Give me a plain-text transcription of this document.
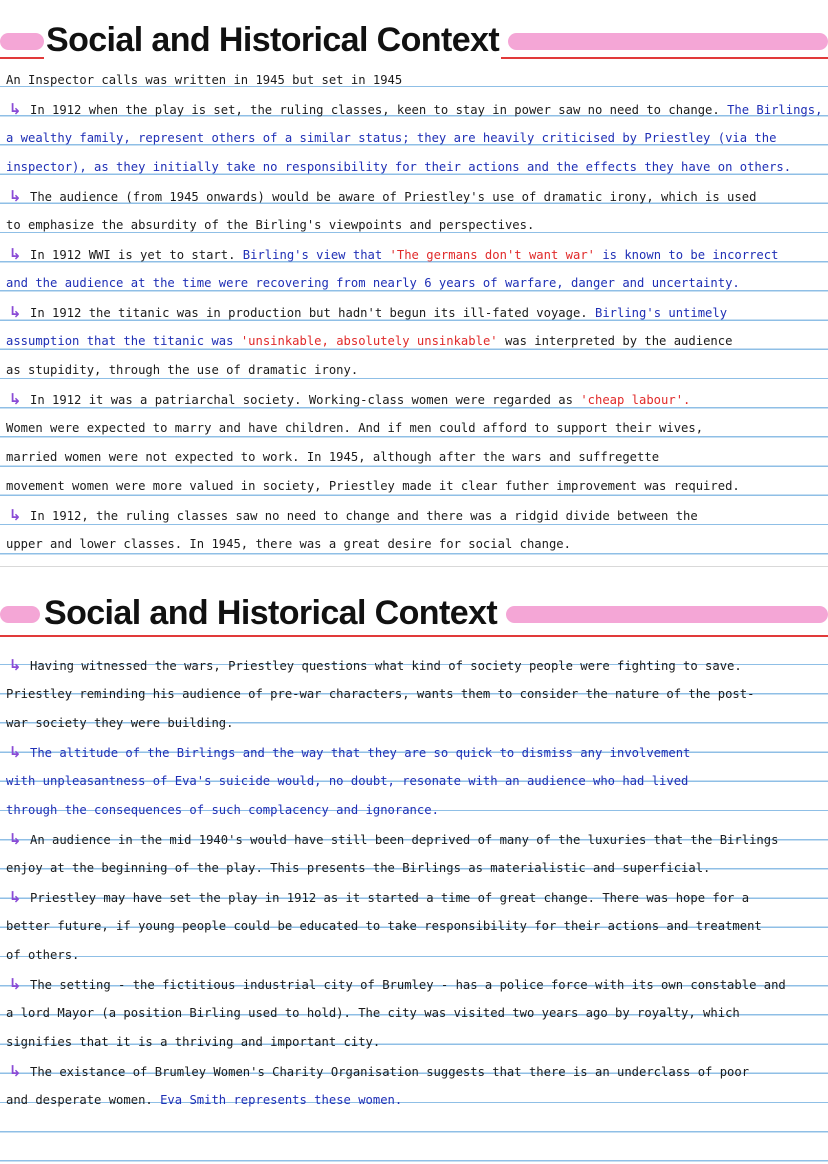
Social and Historical Context
An Inspector calls was written in 1945 but set in 1945
↳ In 1912 when the play is set, the ruling classes, keen to stay in power saw no need to change. The Birlings,
a wealthy family, represent others of a similar status; they are heavily criticised by Priestley (via the
inspector), as they initially take no responsibility for their actions and the effects they have on others.
↳ The audience (from 1945 onwards) would be aware of Priestley's use of dramatic irony, which is used
to emphasize the absurdity of the Birling's viewpoints and perspectives.
↳ In 1912 WWI is yet to start. Birling's view that 'The germans don't want war' is known to be incorrect
and the audience at the time were recovering from nearly 6 years of warfare, danger and uncertainty.
↳ In 1912 the titanic was in production but hadn't begun its ill-fated voyage. Birling's untimely
assumption that the titanic was 'unsinkable, absolutely unsinkable' was interpreted by the audience
as stupidity, through the use of dramatic irony.
↳ In 1912 it was a patriarchal society. Working-class women were regarded as 'cheap labour'.
Women were expected to marry and have children. And if men could afford to support their wives,
married women were not expected to work. In 1945, although after the wars and suffregette
movement women were more valued in society, Priestley made it clear futher improvement was required.
↳ In 1912, the ruling classes saw no need to change and there was a ridgid divide between the
upper and lower classes. In 1945, there was a great desire for social change.
Social and Historical Context
↳ Having witnessed the wars, Priestley questions what kind of society people were fighting to save.
Priestley reminding his audience of pre-war characters, wants them to consider the nature of the post-
war society they were building.
↳ The altitude of the Birlings and the way that they are so quick to dismiss any involvement
with unpleasantness of Eva's suicide would, no doubt, resonate with an audience who had lived
through the consequences of such complacency and ignorance.
↳ An audience in the mid 1940's would have still been deprived of many of the luxuries that the Birlings
enjoy at the beginning of the play. This presents the Birlings as materialistic and superficial.
↳ Priestley may have set the play in 1912 as it started a time of great change. There was hope for a
better future, if young people could be educated to take responsibility for their actions and treatment
of others.
↳ The setting - the fictitious industrial city of Brumley - has a police force with its own constable and
a lord Mayor (a position Birling used to hold). The city was visited two years ago by royalty, which
signifies that it is a thriving and important city.
↳ The existance of Brumley Women's Charity Organisation suggests that there is an underclass of poor
and desperate women. Eva Smith represents these women.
* * * * * * *
Direction:
Set the listing down in full and exactly. Pictures within it should not appear in the copy.

Answer to this task:
Give me a plain-text transcription of this document.
Social and Historical Context
An Inspector calls was written in 1945 but set in 1945
↳ In 1912 when the play is set, the ruling classes, keen to stay in power saw no need to change. The Birlings,
a wealthy family, represent others of a similar status; they are heavily criticised by Priestley (via the
inspector), as they initially take no responsibility for their actions and the effects they have on others.
↳ The audience (from 1945 onwards) would be aware of Priestley's use of dramatic irony, which is used
to emphasize the absurdity of the Birling's viewpoints and perspectives.
↳ In 1912 WWI is yet to start. Birling's view that 'The germans don't want war' is known to be incorrect
and the audience at the time were recovering from nearly 6 years of warfare, danger and uncertainty.
↳ In 1912 the titanic was in production but hadn't begun its ill-fated voyage. Birling's untimely
assumption that the titanic was 'unsinkable, absolutely unsinkable' was interpreted by the audience
as stupidity, through the use of dramatic irony.
↳ In 1912 it was a patriarchal society. Working-class women were regarded as 'cheap labour'.
Women were expected to marry and have children. And if men could afford to support their wives,
married women were not expected to work. In 1945, although after the wars and suffregette
movement women were more valued in society, Priestley made it clear futher improvement was required.
↳ In 1912, the ruling classes saw no need to change and there was a ridgid divide between the
upper and lower classes. In 1945, there was a great desire for social change.
Social and Historical Context
↳ Having witnessed the wars, Priestley questions what kind of society people were fighting to save.
Priestley reminding his audience of pre-war characters, wants them to consider the nature of the post-
war society they were building.
↳ The altitude of the Birlings and the way that they are so quick to dismiss any involvement
with unpleasantness of Eva's suicide would, no doubt, resonate with an audience who had lived
through the consequences of such complacency and ignorance.
↳ An audience in the mid 1940's would have still been deprived of many of the luxuries that the Birlings
enjoy at the beginning of the play. This presents the Birlings as materialistic and superficial.
↳ Priestley may have set the play in 1912 as it started a time of great change. There was hope for a
better future, if young people could be educated to take responsibility for their actions and treatment
of others.
↳ The setting - the fictitious industrial city of Brumley - has a police force with its own constable and
a lord Mayor (a position Birling used to hold). The city was visited two years ago by royalty, which
signifies that it is a thriving and important city.
↳ The existance of Brumley Women's Charity Organisation suggests that there is an underclass of poor
and desperate women. Eva Smith represents these women.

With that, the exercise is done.